> _Written instruction_:
Please reproduce these items line for line, without altering anything.

━━━━━━━━━━━━━━━━

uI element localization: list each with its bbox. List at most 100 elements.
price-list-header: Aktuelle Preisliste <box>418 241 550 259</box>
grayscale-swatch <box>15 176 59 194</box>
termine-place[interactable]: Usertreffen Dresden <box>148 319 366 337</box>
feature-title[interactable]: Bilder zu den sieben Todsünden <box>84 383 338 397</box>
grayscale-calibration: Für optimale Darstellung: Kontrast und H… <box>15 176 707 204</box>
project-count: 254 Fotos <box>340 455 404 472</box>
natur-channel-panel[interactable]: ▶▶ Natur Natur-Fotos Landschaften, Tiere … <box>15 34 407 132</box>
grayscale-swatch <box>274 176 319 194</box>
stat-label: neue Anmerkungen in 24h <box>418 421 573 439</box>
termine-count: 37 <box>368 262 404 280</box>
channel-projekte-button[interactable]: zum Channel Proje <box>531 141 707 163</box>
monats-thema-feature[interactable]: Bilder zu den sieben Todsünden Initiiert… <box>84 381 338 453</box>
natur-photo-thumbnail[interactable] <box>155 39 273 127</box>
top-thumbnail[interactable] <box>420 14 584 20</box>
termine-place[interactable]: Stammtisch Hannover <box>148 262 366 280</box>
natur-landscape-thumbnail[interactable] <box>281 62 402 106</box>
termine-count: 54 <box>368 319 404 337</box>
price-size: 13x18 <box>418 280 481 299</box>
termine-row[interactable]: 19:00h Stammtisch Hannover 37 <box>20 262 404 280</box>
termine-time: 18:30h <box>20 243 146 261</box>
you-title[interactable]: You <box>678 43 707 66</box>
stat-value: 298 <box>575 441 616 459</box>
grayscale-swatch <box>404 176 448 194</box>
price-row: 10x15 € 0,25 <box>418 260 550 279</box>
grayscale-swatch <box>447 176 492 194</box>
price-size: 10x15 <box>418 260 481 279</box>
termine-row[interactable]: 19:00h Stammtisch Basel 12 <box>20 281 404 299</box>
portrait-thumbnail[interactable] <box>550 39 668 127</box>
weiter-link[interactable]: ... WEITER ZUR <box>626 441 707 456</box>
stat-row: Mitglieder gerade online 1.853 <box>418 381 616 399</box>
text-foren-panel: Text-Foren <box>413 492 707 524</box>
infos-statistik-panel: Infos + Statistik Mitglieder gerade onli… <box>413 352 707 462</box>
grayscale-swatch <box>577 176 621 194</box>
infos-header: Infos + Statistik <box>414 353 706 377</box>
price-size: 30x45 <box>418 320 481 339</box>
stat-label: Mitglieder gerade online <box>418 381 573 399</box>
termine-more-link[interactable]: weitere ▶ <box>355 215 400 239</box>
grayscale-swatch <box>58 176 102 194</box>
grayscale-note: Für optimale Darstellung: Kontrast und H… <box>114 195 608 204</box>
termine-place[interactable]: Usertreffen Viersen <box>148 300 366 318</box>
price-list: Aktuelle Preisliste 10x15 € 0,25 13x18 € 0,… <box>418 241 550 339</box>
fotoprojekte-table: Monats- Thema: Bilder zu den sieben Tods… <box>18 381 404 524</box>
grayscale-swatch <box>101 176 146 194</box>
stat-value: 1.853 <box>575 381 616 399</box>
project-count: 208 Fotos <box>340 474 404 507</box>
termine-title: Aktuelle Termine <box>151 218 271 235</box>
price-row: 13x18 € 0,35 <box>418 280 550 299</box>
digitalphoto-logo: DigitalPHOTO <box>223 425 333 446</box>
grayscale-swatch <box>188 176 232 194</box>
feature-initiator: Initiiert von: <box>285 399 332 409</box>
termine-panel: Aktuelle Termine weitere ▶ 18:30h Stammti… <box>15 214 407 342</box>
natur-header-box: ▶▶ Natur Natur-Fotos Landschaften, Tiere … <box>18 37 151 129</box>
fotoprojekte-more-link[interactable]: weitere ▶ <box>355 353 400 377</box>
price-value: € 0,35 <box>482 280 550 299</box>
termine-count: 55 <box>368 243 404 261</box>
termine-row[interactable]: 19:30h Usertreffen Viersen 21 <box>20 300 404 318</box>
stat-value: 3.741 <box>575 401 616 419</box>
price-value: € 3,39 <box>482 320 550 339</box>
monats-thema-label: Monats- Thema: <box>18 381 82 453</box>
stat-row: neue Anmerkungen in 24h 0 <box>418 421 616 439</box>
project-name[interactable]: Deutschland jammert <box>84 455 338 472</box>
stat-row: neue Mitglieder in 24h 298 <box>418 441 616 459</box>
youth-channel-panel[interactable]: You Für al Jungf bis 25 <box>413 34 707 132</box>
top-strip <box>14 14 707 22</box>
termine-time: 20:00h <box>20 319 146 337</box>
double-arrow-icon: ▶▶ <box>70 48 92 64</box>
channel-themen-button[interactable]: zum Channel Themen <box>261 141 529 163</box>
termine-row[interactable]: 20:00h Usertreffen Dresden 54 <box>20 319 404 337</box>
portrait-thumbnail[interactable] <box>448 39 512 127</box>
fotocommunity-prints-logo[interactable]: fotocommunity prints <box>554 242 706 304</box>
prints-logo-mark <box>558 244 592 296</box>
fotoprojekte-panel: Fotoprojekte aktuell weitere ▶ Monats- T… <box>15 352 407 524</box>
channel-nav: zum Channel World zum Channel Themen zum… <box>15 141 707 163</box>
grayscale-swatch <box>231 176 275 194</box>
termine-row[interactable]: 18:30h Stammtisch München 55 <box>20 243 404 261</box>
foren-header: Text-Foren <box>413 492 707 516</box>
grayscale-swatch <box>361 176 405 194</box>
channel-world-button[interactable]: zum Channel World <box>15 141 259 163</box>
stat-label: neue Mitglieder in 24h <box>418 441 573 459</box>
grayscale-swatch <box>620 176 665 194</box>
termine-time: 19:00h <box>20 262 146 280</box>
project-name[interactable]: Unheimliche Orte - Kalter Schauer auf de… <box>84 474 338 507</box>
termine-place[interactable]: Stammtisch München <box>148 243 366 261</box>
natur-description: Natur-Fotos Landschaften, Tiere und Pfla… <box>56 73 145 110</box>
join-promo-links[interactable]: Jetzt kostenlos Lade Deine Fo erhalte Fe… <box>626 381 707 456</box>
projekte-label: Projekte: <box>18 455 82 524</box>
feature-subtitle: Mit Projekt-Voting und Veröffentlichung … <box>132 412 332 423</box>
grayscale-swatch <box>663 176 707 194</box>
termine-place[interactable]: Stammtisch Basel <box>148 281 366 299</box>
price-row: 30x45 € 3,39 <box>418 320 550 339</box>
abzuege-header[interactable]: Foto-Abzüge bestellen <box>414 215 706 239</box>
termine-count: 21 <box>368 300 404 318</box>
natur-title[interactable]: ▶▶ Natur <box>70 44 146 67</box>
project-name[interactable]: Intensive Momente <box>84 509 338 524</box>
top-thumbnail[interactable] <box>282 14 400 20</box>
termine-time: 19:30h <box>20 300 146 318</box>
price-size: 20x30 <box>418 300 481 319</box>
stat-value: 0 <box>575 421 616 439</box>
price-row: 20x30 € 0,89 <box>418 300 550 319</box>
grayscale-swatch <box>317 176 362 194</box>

━━━━━━━━━━━━━━━━

> _Solution_:
uI element localization: list each with its bbox. List at most 100 elements.
price-list-header: Aktuelle Preisliste <box>418 241 550 259</box>
grayscale-swatch <box>15 176 59 194</box>
termine-place[interactable]: Usertreffen Dresden <box>148 319 366 337</box>
feature-title[interactable]: Bilder zu den sieben Todsünden <box>84 383 338 397</box>
grayscale-calibration: Für optimale Darstellung: Kontrast und H… <box>15 176 707 204</box>
project-count: 254 Fotos <box>340 455 404 472</box>
natur-channel-panel[interactable]: ▶▶ Natur Natur-Fotos Landschaften, Tiere … <box>15 34 407 132</box>
grayscale-swatch <box>274 176 319 194</box>
stat-label: neue Anmerkungen in 24h <box>418 421 573 439</box>
termine-count: 37 <box>368 262 404 280</box>
channel-projekte-button[interactable]: zum Channel Proje <box>531 141 707 163</box>
monats-thema-feature[interactable]: Bilder zu den sieben Todsünden Initiiert… <box>84 381 338 453</box>
natur-photo-thumbnail[interactable] <box>155 39 273 127</box>
top-thumbnail[interactable] <box>420 14 584 20</box>
termine-place[interactable]: Stammtisch Hannover <box>148 262 366 280</box>
natur-landscape-thumbnail[interactable] <box>281 62 402 106</box>
termine-count: 54 <box>368 319 404 337</box>
price-size: 13x18 <box>418 280 481 299</box>
termine-row[interactable]: 19:00h Stammtisch Hannover 37 <box>20 262 404 280</box>
termine-time: 18:30h <box>20 243 146 261</box>
you-title[interactable]: You <box>678 43 707 66</box>
stat-value: 298 <box>575 441 616 459</box>
grayscale-swatch <box>404 176 448 194</box>
price-row: 10x15 € 0,25 <box>418 260 550 279</box>
grayscale-swatch <box>447 176 492 194</box>
price-size: 10x15 <box>418 260 481 279</box>
termine-row[interactable]: 19:00h Stammtisch Basel 12 <box>20 281 404 299</box>
portrait-thumbnail[interactable] <box>550 39 668 127</box>
weiter-link[interactable]: ... WEITER ZUR <box>626 441 707 456</box>
stat-row: Mitglieder gerade online 1.853 <box>418 381 616 399</box>
text-foren-panel: Text-Foren <box>413 492 707 524</box>
infos-statistik-panel: Infos + Statistik Mitglieder gerade onli… <box>413 352 707 462</box>
grayscale-swatch <box>577 176 621 194</box>
infos-header: Infos + Statistik <box>414 353 706 377</box>
price-size: 30x45 <box>418 320 481 339</box>
stat-label: Mitglieder gerade online <box>418 381 573 399</box>
termine-more-link[interactable]: weitere ▶ <box>355 215 400 239</box>
grayscale-swatch <box>58 176 102 194</box>
grayscale-note: Für optimale Darstellung: Kontrast und H… <box>114 195 608 204</box>
termine-place[interactable]: Usertreffen Viersen <box>148 300 366 318</box>
price-list: Aktuelle Preisliste 10x15 € 0,25 13x18 € 0,… <box>418 241 550 339</box>
fotoprojekte-table: Monats- Thema: Bilder zu den sieben Tods… <box>18 381 404 524</box>
grayscale-swatch <box>101 176 146 194</box>
stat-value: 1.853 <box>575 381 616 399</box>
project-count: 208 Fotos <box>340 474 404 507</box>
termine-title: Aktuelle Termine <box>151 218 271 235</box>
price-row: 13x18 € 0,35 <box>418 280 550 299</box>
digitalphoto-logo: DigitalPHOTO <box>223 425 333 446</box>
grayscale-swatch <box>188 176 232 194</box>
feature-initiator: Initiiert von: <box>285 399 332 409</box>
termine-panel: Aktuelle Termine weitere ▶ 18:30h Stammti… <box>15 214 407 342</box>
natur-header-box: ▶▶ Natur Natur-Fotos Landschaften, Tiere … <box>18 37 151 129</box>
fotoprojekte-more-link[interactable]: weitere ▶ <box>355 353 400 377</box>
price-value: € 0,35 <box>482 280 550 299</box>
termine-count: 55 <box>368 243 404 261</box>
termine-row[interactable]: 19:30h Usertreffen Viersen 21 <box>20 300 404 318</box>
stat-value: 3.741 <box>575 401 616 419</box>
price-value: € 3,39 <box>482 320 550 339</box>
monats-thema-label: Monats- Thema: <box>18 381 82 453</box>
stat-row: neue Anmerkungen in 24h 0 <box>418 421 616 439</box>
project-name[interactable]: Deutschland jammert <box>84 455 338 472</box>
stat-row: neue Mitglieder in 24h 298 <box>418 441 616 459</box>
youth-channel-panel[interactable]: You Für al Jungf bis 25 <box>413 34 707 132</box>
top-strip <box>14 14 707 22</box>
termine-time: 20:00h <box>20 319 146 337</box>
double-arrow-icon: ▶▶ <box>70 48 92 64</box>
channel-themen-button[interactable]: zum Channel Themen <box>261 141 529 163</box>
termine-row[interactable]: 20:00h Usertreffen Dresden 54 <box>20 319 404 337</box>
portrait-thumbnail[interactable] <box>448 39 512 127</box>
fotocommunity-prints-logo[interactable]: fotocommunity prints <box>554 242 706 304</box>
prints-logo-mark <box>558 244 592 296</box>
fotoprojekte-panel: Fotoprojekte aktuell weitere ▶ Monats- T… <box>15 352 407 524</box>
channel-nav: zum Channel World zum Channel Themen zum… <box>15 141 707 163</box>
grayscale-swatch <box>231 176 275 194</box>
termine-row[interactable]: 18:30h Stammtisch München 55 <box>20 243 404 261</box>
foren-header: Text-Foren <box>413 492 707 516</box>
grayscale-swatch <box>361 176 405 194</box>
channel-world-button[interactable]: zum Channel World <box>15 141 259 163</box>
stat-label: neue Mitglieder in 24h <box>418 441 573 459</box>
grayscale-swatch <box>620 176 665 194</box>
termine-time: 19:00h <box>20 262 146 280</box>
project-name[interactable]: Unheimliche Orte - Kalter Schauer auf de… <box>84 474 338 507</box>
termine-place[interactable]: Stammtisch München <box>148 243 366 261</box>
natur-description: Natur-Fotos Landschaften, Tiere und Pfla… <box>56 73 145 110</box>
join-promo-links[interactable]: Jetzt kostenlos Lade Deine Fo erhalte Fe… <box>626 381 707 456</box>
projekte-label: Projekte: <box>18 455 82 524</box>
feature-subtitle: Mit Projekt-Voting und Veröffentlichung … <box>132 412 332 423</box>
grayscale-swatch <box>663 176 707 194</box>
termine-place[interactable]: Stammtisch Basel <box>148 281 366 299</box>
price-row: 30x45 € 3,39 <box>418 320 550 339</box>
abzuege-header[interactable]: Foto-Abzüge bestellen <box>414 215 706 239</box>
termine-count: 21 <box>368 300 404 318</box>
natur-title[interactable]: ▶▶ Natur <box>70 44 146 67</box>
project-name[interactable]: Intensive Momente <box>84 509 338 524</box>
top-thumbnail[interactable] <box>282 14 400 20</box>
termine-time: 19:30h <box>20 300 146 318</box>
price-size: 20x30 <box>418 300 481 319</box>
stat-value: 0 <box>575 421 616 439</box>
price-row: 20x30 € 0,89 <box>418 300 550 319</box>
grayscale-swatch <box>317 176 362 194</box>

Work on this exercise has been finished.